According to the article on the song "Sawan Aaya Hai," on what date was the music video released on the T-Series YouTube channel?

### Document

- Cover of the song, featuring actors Bipasha Basu, Imran Abbas Naqvi.

Single by Arijit Singh

from the album Creature 3D
- Released: 31 July 2014
- Genre: Filmi
- Length: 4:48
- Label: T-Series
- Songwriter: Tony Kakkar

Creature 3D track listing
- "Sawan Aaya Hai"; "Hum Naa Rahein Hum"; "Naam-E-Wafa"; "Ik Pal Yahi"; "Mehboob Ki"; "Sawan Aaya Hai" (Unplugged); "Hum Naa Rahein Hum" (Remix); "Naam-E-Wafa" (Remix); "Sawan Aaya Hai" (Remix);

Music video
- "Sawan Aaya Hai" on YouTube

= Sawan Aaya Hai =

Song performed by Arijit Singh

"Sawan Aaya Hai" is a romantic song from the 2014 Hindi film Creature 3D. Composed and written by Tony Kakkar, the song is sung by Arijit Singh. The music video of the track features actors Bipasha Basu and Imran Abbas Naqvi. The official music video has 169 Million views on YouTube as of March 2025.

== Background and release ==
The song is composed and written by Tony Kakkar. He initially worked with Pooja Bhatt, where he recorded a few songs for one of her films, which got delayed and shelved. She later recommended him for the producer of the film, Bhushan Kumar, where he offered him to compose a song for the film. The video of the song was used in the end credits of the film. The song is picturised on Bipasha Basu and Imran Abbas Naqvi, marking the debut Bollywood appearance of Abbas, who had earlier worked in Pakistani cinema.

The music video of the track was officially released through the YouTube channel of T-Series on 30 July 2014. The song was the first track released from the film. The full song was released digitally on 31 July 2014 as a single. It was included in the soundtrack of the album which was released on 8 August 2014. The soundtrack also contains an unplugged version of the song sung by Kakkar, and a remix version of the original song by DJ Shiva.

== Critical reception ==
=== Original version ===
Kasmin Fernandes of The Times of India felt that "Singh does a commendable job" in the vocals. Writing for Rediff.com, Joginder Tuteja thought its "melody, lovelorn lyrics" and "quintessential" vocals by Singh make it an instantly catchy song. Apart from the positive response from the critics, the song received some negative reviews. Surabhi Redkar from Koimoi calling the composition by Tony Kakkar "quite repetitive", stated; "supposed to be a romantic number, the song fails to create any impact". He also panned the remix version of the song calling it "completely unnecessary".

######
### Records shown

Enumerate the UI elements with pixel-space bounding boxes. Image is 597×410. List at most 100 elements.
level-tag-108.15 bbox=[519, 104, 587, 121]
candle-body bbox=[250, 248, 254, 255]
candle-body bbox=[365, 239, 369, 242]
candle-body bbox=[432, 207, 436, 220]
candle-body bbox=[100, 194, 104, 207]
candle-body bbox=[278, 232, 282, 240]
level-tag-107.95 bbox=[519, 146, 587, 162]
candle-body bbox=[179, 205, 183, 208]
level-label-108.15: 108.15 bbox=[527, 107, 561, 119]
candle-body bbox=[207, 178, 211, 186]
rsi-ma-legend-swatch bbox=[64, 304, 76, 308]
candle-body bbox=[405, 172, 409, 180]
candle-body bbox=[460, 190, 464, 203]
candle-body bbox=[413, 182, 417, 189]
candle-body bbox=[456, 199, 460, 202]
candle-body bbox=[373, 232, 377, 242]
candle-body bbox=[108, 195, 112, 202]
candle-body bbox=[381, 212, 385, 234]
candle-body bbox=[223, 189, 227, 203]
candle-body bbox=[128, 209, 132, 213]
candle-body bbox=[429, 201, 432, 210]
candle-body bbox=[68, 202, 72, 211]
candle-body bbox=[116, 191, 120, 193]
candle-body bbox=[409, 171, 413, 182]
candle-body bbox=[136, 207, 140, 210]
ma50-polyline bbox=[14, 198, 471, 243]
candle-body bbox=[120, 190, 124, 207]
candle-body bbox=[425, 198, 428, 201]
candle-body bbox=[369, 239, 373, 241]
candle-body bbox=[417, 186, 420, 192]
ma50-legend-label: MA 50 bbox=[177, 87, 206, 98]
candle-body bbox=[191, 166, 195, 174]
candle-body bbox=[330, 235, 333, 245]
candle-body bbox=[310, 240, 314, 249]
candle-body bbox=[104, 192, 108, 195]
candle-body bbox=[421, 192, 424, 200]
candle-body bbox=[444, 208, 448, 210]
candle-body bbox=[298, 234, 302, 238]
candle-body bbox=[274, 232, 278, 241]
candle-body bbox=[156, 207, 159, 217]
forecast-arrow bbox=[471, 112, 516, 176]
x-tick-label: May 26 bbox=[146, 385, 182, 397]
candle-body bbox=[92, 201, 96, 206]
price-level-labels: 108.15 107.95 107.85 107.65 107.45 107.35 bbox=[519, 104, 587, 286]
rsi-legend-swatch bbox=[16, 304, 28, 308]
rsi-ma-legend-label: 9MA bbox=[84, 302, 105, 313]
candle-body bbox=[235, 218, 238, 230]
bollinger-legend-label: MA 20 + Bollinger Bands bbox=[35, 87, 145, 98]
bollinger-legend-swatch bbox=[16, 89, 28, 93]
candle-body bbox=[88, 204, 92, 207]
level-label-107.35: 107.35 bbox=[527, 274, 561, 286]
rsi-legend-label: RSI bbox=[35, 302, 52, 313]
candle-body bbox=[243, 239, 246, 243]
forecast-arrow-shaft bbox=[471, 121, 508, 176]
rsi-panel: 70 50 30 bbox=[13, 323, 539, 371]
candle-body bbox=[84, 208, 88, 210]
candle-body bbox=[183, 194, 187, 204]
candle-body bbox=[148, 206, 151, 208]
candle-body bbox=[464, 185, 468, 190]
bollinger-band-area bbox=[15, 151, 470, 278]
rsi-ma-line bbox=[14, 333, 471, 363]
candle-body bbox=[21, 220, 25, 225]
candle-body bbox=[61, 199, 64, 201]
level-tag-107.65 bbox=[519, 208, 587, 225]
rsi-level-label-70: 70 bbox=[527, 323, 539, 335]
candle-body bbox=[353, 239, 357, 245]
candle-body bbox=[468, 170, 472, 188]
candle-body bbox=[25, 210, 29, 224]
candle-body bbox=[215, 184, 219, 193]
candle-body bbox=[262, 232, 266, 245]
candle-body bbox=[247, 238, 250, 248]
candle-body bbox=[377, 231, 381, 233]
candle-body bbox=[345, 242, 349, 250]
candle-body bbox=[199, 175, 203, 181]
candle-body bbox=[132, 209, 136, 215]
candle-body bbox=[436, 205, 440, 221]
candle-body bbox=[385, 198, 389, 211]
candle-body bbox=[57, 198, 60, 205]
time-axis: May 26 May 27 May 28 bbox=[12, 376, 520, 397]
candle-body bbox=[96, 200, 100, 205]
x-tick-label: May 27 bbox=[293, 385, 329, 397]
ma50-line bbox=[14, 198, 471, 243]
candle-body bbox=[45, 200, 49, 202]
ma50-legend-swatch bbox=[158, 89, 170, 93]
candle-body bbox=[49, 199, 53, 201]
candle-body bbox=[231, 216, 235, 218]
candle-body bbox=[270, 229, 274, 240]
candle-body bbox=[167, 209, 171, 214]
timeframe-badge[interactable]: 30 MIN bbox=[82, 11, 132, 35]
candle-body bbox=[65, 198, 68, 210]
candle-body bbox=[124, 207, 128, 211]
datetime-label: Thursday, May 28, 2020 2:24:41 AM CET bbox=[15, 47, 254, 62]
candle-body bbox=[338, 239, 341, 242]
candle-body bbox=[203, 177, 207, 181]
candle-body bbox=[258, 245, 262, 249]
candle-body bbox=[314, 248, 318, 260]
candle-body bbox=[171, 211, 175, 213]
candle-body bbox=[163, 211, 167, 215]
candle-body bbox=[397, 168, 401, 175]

######

* [The answer]:
30 July 2014